_Given exercise_: Extract the full listing verbatim and drop any pictures from your copy.

─── Entries supplied ───

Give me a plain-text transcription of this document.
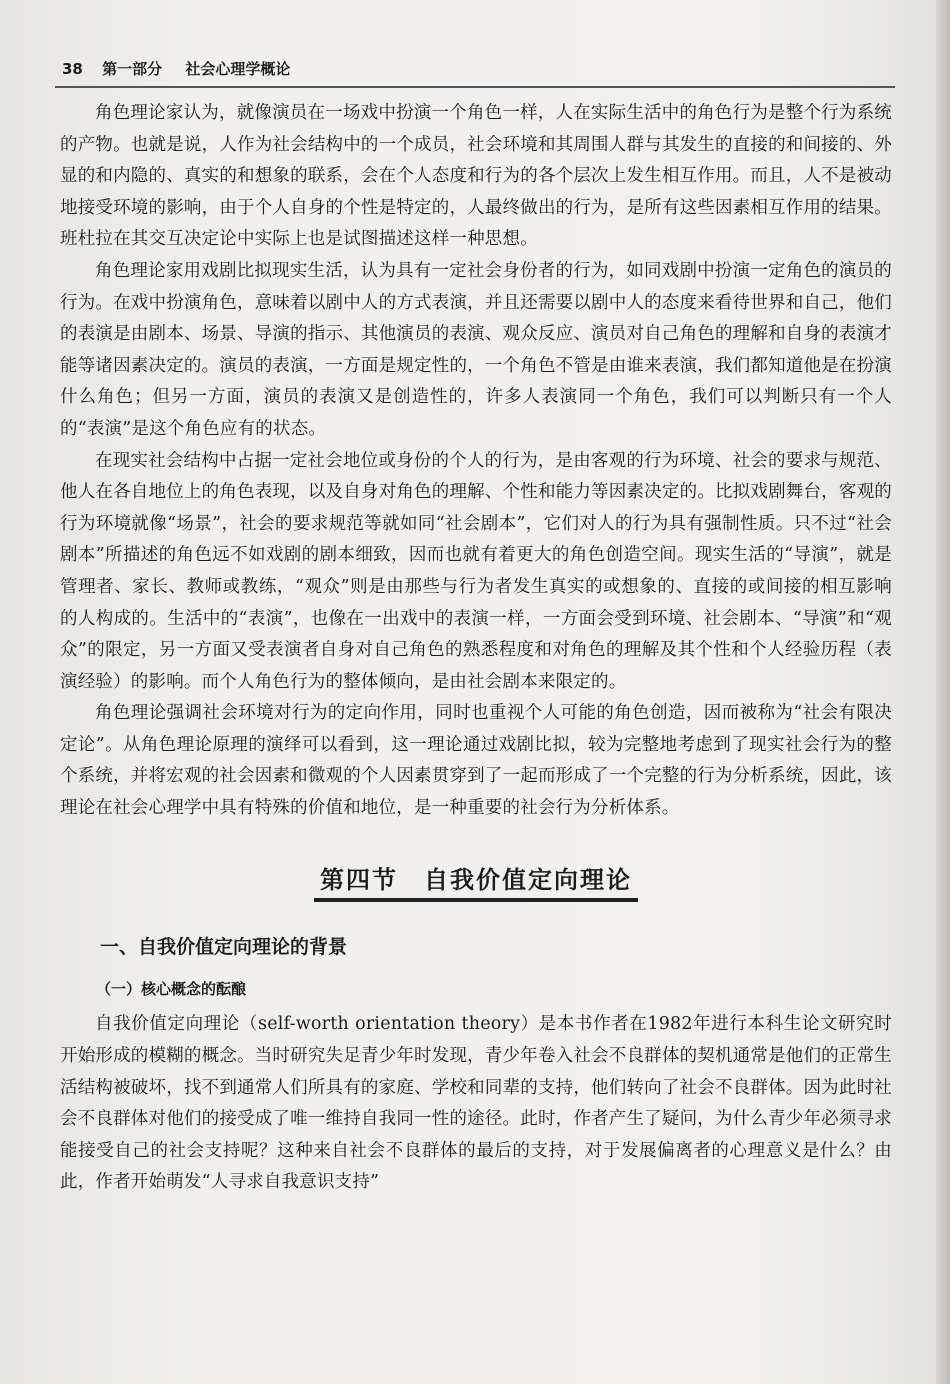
38 第一部分 社会心理学概论

角色理论家认为，就像演员在一场戏中扮演一个角色一样，人在实际生活中的角色行为是整个行为系统的产物。也就是说，人作为社会结构中的一个成员，社会环境和其周围人群与其发生的直接的和间接的、外显的和内隐的、真实的和想象的联系，会在个人态度和行为的各个层次上发生相互作用。而且，人不是被动地接受环境的影响，由于个人自身的个性是特定的，人最终做出的行为，是所有这些因素相互作用的结果。班杜拉在其交互决定论中实际上也是试图描述这样一种思想。

角色理论家用戏剧比拟现实生活，认为具有一定社会身份者的行为，如同戏剧中扮演一定角色的演员的行为。在戏中扮演角色，意味着以剧中人的方式表演，并且还需要以剧中人的态度来看待世界和自己，他们的表演是由剧本、场景、导演的指示、其他演员的表演、观众反应、演员对自己角色的理解和自身的表演才能等诸因素决定的。演员的表演，一方面是规定性的，一个角色不管是由谁来表演，我们都知道他是在扮演什么角色；但另一方面，演员的表演又是创造性的，许多人表演同一个角色，我们可以判断只有一个人的“表演”是这个角色应有的状态。

在现实社会结构中占据一定社会地位或身份的个人的行为，是由客观的行为环境、社会的要求与规范、他人在各自地位上的角色表现，以及自身对角色的理解、个性和能力等因素决定的。比拟戏剧舞台，客观的行为环境就像“场景”，社会的要求规范等就如同“社会剧本”，它们对人的行为具有强制性质。只不过“社会剧本”所描述的角色远不如戏剧的剧本细致，因而也就有着更大的角色创造空间。现实生活的“导演”，就是管理者、家长、教师或教练，“观众”则是由那些与行为者发生真实的或想象的、直接的或间接的相互影响的人构成的。生活中的“表演”，也像在一出戏中的表演一样，一方面会受到环境、社会剧本、“导演”和“观众”的限定，另一方面又受表演者自身对自己角色的熟悉程度和对角色的理解及其个性和个人经验历程（表演经验）的影响。而个人角色行为的整体倾向，是由社会剧本来限定的。

角色理论强调社会环境对行为的定向作用，同时也重视个人可能的角色创造，因而被称为“社会有限决定论”。从角色理论原理的演绎可以看到，这一理论通过戏剧比拟，较为完整地考虑到了现实社会行为的整个系统，并将宏观的社会因素和微观的个人因素贯穿到了一起而形成了一个完整的行为分析系统，因此，该理论在社会心理学中具有特殊的价值和地位，是一种重要的社会行为分析体系。

第四节　自我价值定向理论
一、自我价值定向理论的背景
（一）核心概念的酝酿

自我价值定向理论（self-worth orientation theory）是本书作者在1982年进行本科生论文研究时开始形成的模糊的概念。当时研究失足青少年时发现，青少年卷入社会不良群体的契机通常是他们的正常生活结构被破坏，找不到通常人们所具有的家庭、学校和同辈的支持，他们转向了社会不良群体。因为此时社会不良群体对他们的接受成了唯一维持自我同一性的途径。此时，作者产生了疑问，为什么青少年必须寻求能接受自己的社会支持呢？这种来自社会不良群体的最后的支持，对于发展偏离者的心理意义是什么？由此，作者开始萌发“人寻求自我意识支持”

───

_Final answer_:
Give me a plain-text transcription of this document.
38 第一部分 社会心理学概论

角色理论家认为，就像演员在一场戏中扮演一个角色一样，人在实际生活中的角色行为是整个行为系统的产物。也就是说，人作为社会结构中的一个成员，社会环境和其周围人群与其发生的直接的和间接的、外显的和内隐的、真实的和想象的联系，会在个人态度和行为的各个层次上发生相互作用。而且，人不是被动地接受环境的影响，由于个人自身的个性是特定的，人最终做出的行为，是所有这些因素相互作用的结果。班杜拉在其交互决定论中实际上也是试图描述这样一种思想。

角色理论家用戏剧比拟现实生活，认为具有一定社会身份者的行为，如同戏剧中扮演一定角色的演员的行为。在戏中扮演角色，意味着以剧中人的方式表演，并且还需要以剧中人的态度来看待世界和自己，他们的表演是由剧本、场景、导演的指示、其他演员的表演、观众反应、演员对自己角色的理解和自身的表演才能等诸因素决定的。演员的表演，一方面是规定性的，一个角色不管是由谁来表演，我们都知道他是在扮演什么角色；但另一方面，演员的表演又是创造性的，许多人表演同一个角色，我们可以判断只有一个人的“表演”是这个角色应有的状态。

在现实社会结构中占据一定社会地位或身份的个人的行为，是由客观的行为环境、社会的要求与规范、他人在各自地位上的角色表现，以及自身对角色的理解、个性和能力等因素决定的。比拟戏剧舞台，客观的行为环境就像“场景”，社会的要求规范等就如同“社会剧本”，它们对人的行为具有强制性质。只不过“社会剧本”所描述的角色远不如戏剧的剧本细致，因而也就有着更大的角色创造空间。现实生活的“导演”，就是管理者、家长、教师或教练，“观众”则是由那些与行为者发生真实的或想象的、直接的或间接的相互影响的人构成的。生活中的“表演”，也像在一出戏中的表演一样，一方面会受到环境、社会剧本、“导演”和“观众”的限定，另一方面又受表演者自身对自己角色的熟悉程度和对角色的理解及其个性和个人经验历程（表演经验）的影响。而个人角色行为的整体倾向，是由社会剧本来限定的。

角色理论强调社会环境对行为的定向作用，同时也重视个人可能的角色创造，因而被称为“社会有限决定论”。从角色理论原理的演绎可以看到，这一理论通过戏剧比拟，较为完整地考虑到了现实社会行为的整个系统，并将宏观的社会因素和微观的个人因素贯穿到了一起而形成了一个完整的行为分析系统，因此，该理论在社会心理学中具有特殊的价值和地位，是一种重要的社会行为分析体系。

第四节　自我价值定向理论
一、自我价值定向理论的背景
（一）核心概念的酝酿

自我价值定向理论（self-worth orientation theory）是本书作者在1982年进行本科生论文研究时开始形成的模糊的概念。当时研究失足青少年时发现，青少年卷入社会不良群体的契机通常是他们的正常生活结构被破坏，找不到通常人们所具有的家庭、学校和同辈的支持，他们转向了社会不良群体。因为此时社会不良群体对他们的接受成了唯一维持自我同一性的途径。此时，作者产生了疑问，为什么青少年必须寻求能接受自己的社会支持呢？这种来自社会不良群体的最后的支持，对于发展偏离者的心理意义是什么？由此，作者开始萌发“人寻求自我意识支持”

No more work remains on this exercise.